◆ Directions ◆
Reproduce every line of the listing below word for word, leaving out the pictures.

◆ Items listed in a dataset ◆
* * *
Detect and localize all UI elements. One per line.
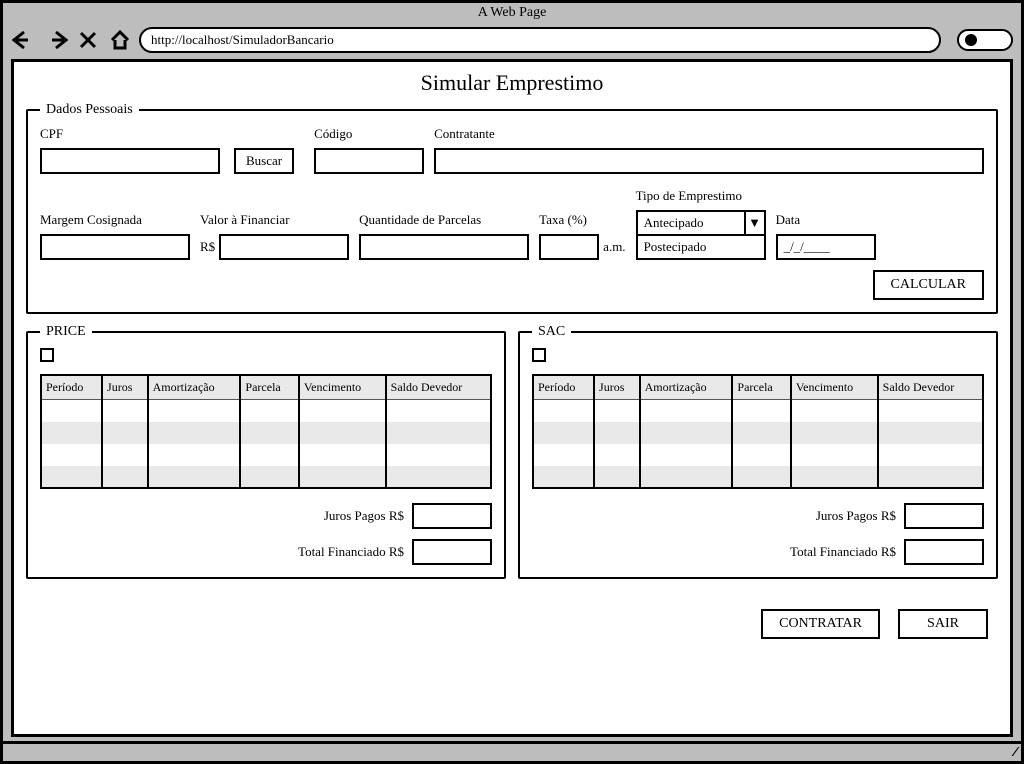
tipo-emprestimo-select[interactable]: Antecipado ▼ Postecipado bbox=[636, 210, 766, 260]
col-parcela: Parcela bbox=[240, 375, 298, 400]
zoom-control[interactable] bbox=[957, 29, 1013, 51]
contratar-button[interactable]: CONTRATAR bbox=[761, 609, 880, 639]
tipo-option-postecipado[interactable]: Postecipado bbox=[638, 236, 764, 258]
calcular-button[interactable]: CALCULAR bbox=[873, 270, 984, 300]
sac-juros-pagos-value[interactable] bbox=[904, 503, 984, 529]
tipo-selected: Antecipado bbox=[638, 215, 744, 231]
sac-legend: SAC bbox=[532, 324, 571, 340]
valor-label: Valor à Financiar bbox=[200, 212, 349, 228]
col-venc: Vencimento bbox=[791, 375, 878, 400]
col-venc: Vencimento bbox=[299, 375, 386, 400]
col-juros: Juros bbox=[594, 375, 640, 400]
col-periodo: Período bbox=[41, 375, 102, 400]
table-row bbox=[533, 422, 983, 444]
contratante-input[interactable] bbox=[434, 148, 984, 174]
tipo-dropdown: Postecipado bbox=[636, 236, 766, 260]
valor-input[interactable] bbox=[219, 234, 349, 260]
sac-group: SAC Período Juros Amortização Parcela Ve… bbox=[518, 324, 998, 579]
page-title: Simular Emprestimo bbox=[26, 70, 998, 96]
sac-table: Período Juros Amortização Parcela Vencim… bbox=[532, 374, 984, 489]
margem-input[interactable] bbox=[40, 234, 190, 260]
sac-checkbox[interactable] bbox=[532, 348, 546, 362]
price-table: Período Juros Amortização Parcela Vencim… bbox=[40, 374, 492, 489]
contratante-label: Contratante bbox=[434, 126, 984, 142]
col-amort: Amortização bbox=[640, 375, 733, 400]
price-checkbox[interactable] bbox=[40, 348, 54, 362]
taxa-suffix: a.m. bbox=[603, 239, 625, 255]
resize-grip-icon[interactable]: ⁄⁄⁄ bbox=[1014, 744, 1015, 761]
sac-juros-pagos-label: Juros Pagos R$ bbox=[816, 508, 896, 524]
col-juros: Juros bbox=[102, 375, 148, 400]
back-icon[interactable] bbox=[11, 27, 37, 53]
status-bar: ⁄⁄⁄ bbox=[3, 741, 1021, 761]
* * *
◆ Correct response ◆
Detect and localize all UI elements. One per line.
tipo-emprestimo-select[interactable]: Antecipado ▼ Postecipado bbox=[636, 210, 766, 260]
col-parcela: Parcela bbox=[240, 375, 298, 400]
zoom-control[interactable] bbox=[957, 29, 1013, 51]
contratar-button[interactable]: CONTRATAR bbox=[761, 609, 880, 639]
tipo-option-postecipado[interactable]: Postecipado bbox=[638, 236, 764, 258]
calcular-button[interactable]: CALCULAR bbox=[873, 270, 984, 300]
sac-juros-pagos-value[interactable] bbox=[904, 503, 984, 529]
tipo-selected: Antecipado bbox=[638, 215, 744, 231]
sac-legend: SAC bbox=[532, 324, 571, 340]
valor-label: Valor à Financiar bbox=[200, 212, 349, 228]
col-venc: Vencimento bbox=[791, 375, 878, 400]
col-venc: Vencimento bbox=[299, 375, 386, 400]
col-juros: Juros bbox=[594, 375, 640, 400]
col-periodo: Período bbox=[41, 375, 102, 400]
table-row bbox=[533, 422, 983, 444]
contratante-input[interactable] bbox=[434, 148, 984, 174]
tipo-dropdown: Postecipado bbox=[636, 236, 766, 260]
valor-input[interactable] bbox=[219, 234, 349, 260]
sac-group: SAC Período Juros Amortização Parcela Ve… bbox=[518, 324, 998, 579]
page-title: Simular Emprestimo bbox=[26, 70, 998, 96]
sac-table: Período Juros Amortização Parcela Vencim… bbox=[532, 374, 984, 489]
margem-input[interactable] bbox=[40, 234, 190, 260]
sac-checkbox[interactable] bbox=[532, 348, 546, 362]
price-table: Período Juros Amortização Parcela Vencim… bbox=[40, 374, 492, 489]
contratante-label: Contratante bbox=[434, 126, 984, 142]
col-amort: Amortização bbox=[640, 375, 733, 400]
price-checkbox[interactable] bbox=[40, 348, 54, 362]
taxa-suffix: a.m. bbox=[603, 239, 625, 255]
resize-grip-icon[interactable]: ⁄⁄⁄ bbox=[1014, 744, 1015, 761]
sac-juros-pagos-label: Juros Pagos R$ bbox=[816, 508, 896, 524]
col-juros: Juros bbox=[102, 375, 148, 400]
back-icon[interactable] bbox=[11, 27, 37, 53]
status-bar: ⁄⁄⁄ bbox=[3, 741, 1021, 761]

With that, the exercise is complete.